Durability of network effects – importance of multi-homing costs

In their recent HBR article, David Evans and Richard Schmalensee argue that winner takes all thinking does not apply to the platform economy. In the article, they cite instances of how popular multi-sided platforms like Facebook, Google, and Twitter haven’t won every market. In fact, in spite of being near monopolies social networking, internet search, and micro-blogging, they compete very hard for the advertisement revenue. They also posit that network effects are not durable enough in the case of digital goods, as compared to physical networks like railroads and telephones. In this blog post, I am going to discuss these two assertions.

In the meantime, I ordered their book, Matchmakers, and my favorite ecommerce bookseller just delivered it to my desk, as I begin writing this blog. Will read the book in the coming week, and possibly update the note; but for now this blog post is based on their HBR piece. Now, if you have not read their HBR post, please read it.

Winner-takes-all markets

In their very popular HBR article Eisenmann, Parker, and Van Alstyne elucidate three conditions for a market to exhibit winner-takes-all (WTA) conditions. One, the network effects should be strong and positive; two, multi-homing costs should be high; and three, there should not exist any special needs by the users.

Network effects

In the case of the three multi-sided platforms that Evans and Schmalensee quote, the network effects are very strong. You signed up to Facebook because all your friends, family, and acquaintances were on Facebook (same side network effects); you use Google search because Google has learnt enough about you and only pushes “relevant” advertisements to you (cross-side network effects); and you micro-blog using Twitter because everyone who you want to reach are already looking for you at Twitter, as well as everyone who you want to follow are micro-blogging using Twitter (a combination of same and cross-side network effects).

## DATASET EXTRACT
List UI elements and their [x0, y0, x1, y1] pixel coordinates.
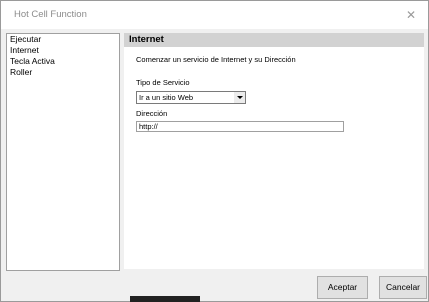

## PROBLEMS TO WORK ON
a – In the blog post on network effects, rewrite the paragraph beginning "In their very popular HBR article Eisenmann" as a short numbered list of the conditions it names. Keep its attribution.
b – Using the blog post on network effects, decide whether each statement agrees with it. Answer yes or no, and quote the deciding words.
(i) Evans and Schmalensee hold that network effects last less well for digital goods than for physical networks such as railroads.
(ii) The post draws mainly on the book Matchmakers.
(iii) One winner-takes-all condition is that multi-homing costs should be low.
c – Write the next part of the blog post on network effects, starting after its last sentence.

## WRITTEN ANSWERS
a –
According to Eisenmann, Parker, and Van Alstyne, a market exhibits winner-takes-all (WTA) conditions when:
1. Network effects are strong and positive.
2. Multi-homing costs are high.
3. Users have no special needs.

b –
(i) Yes: "network effects are not durable enough in the case of digital goods, as compared to physical networks like railroads and telephones."
(ii) No: "for now this blog post is based on their HBR piece."
(iii) No: "multi-homing costs should be high."

c –
Multi-homing costs

Multi-homing costs imply the costs of affiliating/ maintaining presence on multiple platforms at the same time. My most popular example is the case of internet-based email services. Even though it is literally free for anyone with an internet to have an unlimited number of email accounts, most of us cannot really maintain more than three email accounts. The monetary costs of creating and operating multiple email accounts may be zero, but the effort required to remember passwords, periodic logins to each of the accounts, and ensuring that you are communicating using the right email account is too much for most people. These are multi-homing costs.

Multi-homing costs exist in all the three markets we are discussing – social networking, internet search, and micro-blogging. In the case of social networking, it is difficult to maintain multi-home as the updates that we are likely to share in multiple networks are likely to be the same. And, the strong network effects (all my friends are on Facebook) make sure that there is virtually no-one else who is active in any other competing social networking site who is reading my updates. Multi-homing costs in internet search manifest in the form of the search engine’s ability to customise its advertisements and offers to my preferences and behaviour, which is based on my behaviour over time – with my past preferences, I have actually trained the search engine to customise. Search on the same key words across different internet search engines are unlikely to provide different results, but it is the overall experience including advertisements and personalisation that matters in the case of Google. This is somewhat similar to being loyal to a particular airline and gaining miles in that frequent flyer program; as splitting one’s travel across multiple airlines’ loyalty programs would ensure that one does not remain a frequent flyer anywhere! Similarly, having invested sufficiently in training Google on my personal preferences, I would rather stick with Google search. Similar is the argument for Twitter – the network of micro-bloggers and followers exist on Twitter; and I have carefully curated the list of which micro-bloggers I want to follow. Multi-homing costs include creating multiple lists of people I want to follow, and getting others to follow me.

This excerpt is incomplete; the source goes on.